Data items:

*****

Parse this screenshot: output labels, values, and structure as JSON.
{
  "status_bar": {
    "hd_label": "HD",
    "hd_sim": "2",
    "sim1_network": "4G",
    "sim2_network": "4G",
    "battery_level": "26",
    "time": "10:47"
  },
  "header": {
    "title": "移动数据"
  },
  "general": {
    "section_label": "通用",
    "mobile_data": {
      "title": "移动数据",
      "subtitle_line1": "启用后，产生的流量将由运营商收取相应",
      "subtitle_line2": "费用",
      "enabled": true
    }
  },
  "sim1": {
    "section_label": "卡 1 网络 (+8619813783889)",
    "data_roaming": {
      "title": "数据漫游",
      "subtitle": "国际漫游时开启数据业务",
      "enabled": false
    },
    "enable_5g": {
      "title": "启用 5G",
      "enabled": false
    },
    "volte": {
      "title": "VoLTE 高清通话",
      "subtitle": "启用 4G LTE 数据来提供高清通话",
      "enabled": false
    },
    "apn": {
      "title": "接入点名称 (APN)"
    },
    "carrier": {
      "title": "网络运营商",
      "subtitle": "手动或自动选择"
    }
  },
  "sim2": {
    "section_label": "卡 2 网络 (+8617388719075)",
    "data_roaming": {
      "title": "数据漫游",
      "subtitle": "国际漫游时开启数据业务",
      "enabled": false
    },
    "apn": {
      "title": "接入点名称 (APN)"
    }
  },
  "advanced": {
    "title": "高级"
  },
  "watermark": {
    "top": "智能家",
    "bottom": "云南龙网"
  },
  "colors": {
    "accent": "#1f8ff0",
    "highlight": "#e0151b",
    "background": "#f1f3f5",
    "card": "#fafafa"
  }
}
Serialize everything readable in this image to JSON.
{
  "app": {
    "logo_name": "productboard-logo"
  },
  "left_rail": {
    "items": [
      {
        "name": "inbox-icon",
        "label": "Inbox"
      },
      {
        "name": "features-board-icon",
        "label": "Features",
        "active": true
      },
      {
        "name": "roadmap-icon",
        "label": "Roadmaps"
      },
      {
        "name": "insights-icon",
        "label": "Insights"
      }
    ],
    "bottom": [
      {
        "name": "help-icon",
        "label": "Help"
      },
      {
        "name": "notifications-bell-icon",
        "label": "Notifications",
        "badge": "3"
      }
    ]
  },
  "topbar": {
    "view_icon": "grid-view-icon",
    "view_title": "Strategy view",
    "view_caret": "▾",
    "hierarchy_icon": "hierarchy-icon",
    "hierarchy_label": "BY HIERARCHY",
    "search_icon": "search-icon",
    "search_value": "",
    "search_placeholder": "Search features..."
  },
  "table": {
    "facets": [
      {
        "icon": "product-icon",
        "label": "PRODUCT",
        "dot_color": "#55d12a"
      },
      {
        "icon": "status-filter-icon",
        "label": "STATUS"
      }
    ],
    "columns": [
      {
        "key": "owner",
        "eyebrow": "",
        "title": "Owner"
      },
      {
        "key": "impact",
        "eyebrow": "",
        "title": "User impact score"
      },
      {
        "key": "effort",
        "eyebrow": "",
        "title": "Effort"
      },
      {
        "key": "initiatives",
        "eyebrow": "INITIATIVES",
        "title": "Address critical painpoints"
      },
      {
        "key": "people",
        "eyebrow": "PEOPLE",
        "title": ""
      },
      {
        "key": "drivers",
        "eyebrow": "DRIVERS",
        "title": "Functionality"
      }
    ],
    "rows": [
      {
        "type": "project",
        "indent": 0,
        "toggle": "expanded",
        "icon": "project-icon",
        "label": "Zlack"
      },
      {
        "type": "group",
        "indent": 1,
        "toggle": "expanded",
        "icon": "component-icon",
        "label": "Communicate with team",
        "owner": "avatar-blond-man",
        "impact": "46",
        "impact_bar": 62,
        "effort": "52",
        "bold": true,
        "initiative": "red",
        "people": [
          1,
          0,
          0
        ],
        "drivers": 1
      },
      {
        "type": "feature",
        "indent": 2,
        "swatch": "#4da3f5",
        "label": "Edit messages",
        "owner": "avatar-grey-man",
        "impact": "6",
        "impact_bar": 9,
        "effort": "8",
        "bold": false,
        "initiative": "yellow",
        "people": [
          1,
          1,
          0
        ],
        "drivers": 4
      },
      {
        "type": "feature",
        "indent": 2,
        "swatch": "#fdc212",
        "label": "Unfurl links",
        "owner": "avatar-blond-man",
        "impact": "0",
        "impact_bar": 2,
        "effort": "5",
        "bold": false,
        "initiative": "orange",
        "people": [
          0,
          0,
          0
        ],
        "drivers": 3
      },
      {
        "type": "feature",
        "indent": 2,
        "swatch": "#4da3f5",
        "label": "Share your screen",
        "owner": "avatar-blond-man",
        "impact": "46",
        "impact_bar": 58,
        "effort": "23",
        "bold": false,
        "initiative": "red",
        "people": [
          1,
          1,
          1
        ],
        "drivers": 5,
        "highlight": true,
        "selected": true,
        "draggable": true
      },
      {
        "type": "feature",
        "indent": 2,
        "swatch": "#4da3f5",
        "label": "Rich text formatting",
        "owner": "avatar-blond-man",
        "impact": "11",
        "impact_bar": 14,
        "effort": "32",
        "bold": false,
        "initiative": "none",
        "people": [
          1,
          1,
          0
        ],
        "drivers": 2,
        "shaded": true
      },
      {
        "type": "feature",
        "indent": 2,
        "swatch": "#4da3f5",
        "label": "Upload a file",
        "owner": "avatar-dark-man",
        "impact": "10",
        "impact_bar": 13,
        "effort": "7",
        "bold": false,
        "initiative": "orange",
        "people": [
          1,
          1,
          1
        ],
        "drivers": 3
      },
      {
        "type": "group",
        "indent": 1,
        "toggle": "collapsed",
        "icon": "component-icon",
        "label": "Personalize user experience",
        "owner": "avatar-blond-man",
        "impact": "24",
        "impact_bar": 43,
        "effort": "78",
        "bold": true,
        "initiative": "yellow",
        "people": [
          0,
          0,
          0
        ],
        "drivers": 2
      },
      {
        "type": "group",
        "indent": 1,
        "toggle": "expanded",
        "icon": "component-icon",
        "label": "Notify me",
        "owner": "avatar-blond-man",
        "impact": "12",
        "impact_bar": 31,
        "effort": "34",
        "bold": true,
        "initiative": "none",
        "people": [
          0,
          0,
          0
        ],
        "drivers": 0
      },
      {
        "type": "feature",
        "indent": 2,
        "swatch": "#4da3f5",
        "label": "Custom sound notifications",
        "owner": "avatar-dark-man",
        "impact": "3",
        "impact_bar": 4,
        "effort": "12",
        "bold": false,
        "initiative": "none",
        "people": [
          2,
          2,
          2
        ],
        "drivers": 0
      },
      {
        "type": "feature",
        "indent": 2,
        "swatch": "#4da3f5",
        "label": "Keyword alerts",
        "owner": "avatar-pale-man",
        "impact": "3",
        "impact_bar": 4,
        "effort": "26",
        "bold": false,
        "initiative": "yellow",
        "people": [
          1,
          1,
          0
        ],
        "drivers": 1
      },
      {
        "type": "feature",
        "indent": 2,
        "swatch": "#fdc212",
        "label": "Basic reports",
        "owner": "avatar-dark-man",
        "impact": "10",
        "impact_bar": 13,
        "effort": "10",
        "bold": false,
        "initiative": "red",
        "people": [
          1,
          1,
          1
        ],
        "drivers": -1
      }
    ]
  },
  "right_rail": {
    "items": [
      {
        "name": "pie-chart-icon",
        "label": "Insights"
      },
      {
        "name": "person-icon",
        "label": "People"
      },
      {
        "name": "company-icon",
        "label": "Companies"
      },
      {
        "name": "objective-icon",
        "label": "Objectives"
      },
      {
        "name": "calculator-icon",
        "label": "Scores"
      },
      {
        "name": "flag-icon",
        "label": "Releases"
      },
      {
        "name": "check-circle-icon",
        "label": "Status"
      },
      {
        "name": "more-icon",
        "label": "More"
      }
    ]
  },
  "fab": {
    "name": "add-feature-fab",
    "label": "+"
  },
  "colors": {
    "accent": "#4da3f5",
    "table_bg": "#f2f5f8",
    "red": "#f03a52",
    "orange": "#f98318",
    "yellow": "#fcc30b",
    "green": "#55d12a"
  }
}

*****

• [WORK TO DO]
Copy every line from the records above that contains the word "true".

• [REPLY TO THE TASK]
      "enabled": true
        "active": true
        "bold": true,
        "highlight": true,
        "selected": true,
        "draggable": true
        "shaded": true
        "bold": true,
        "bold": true,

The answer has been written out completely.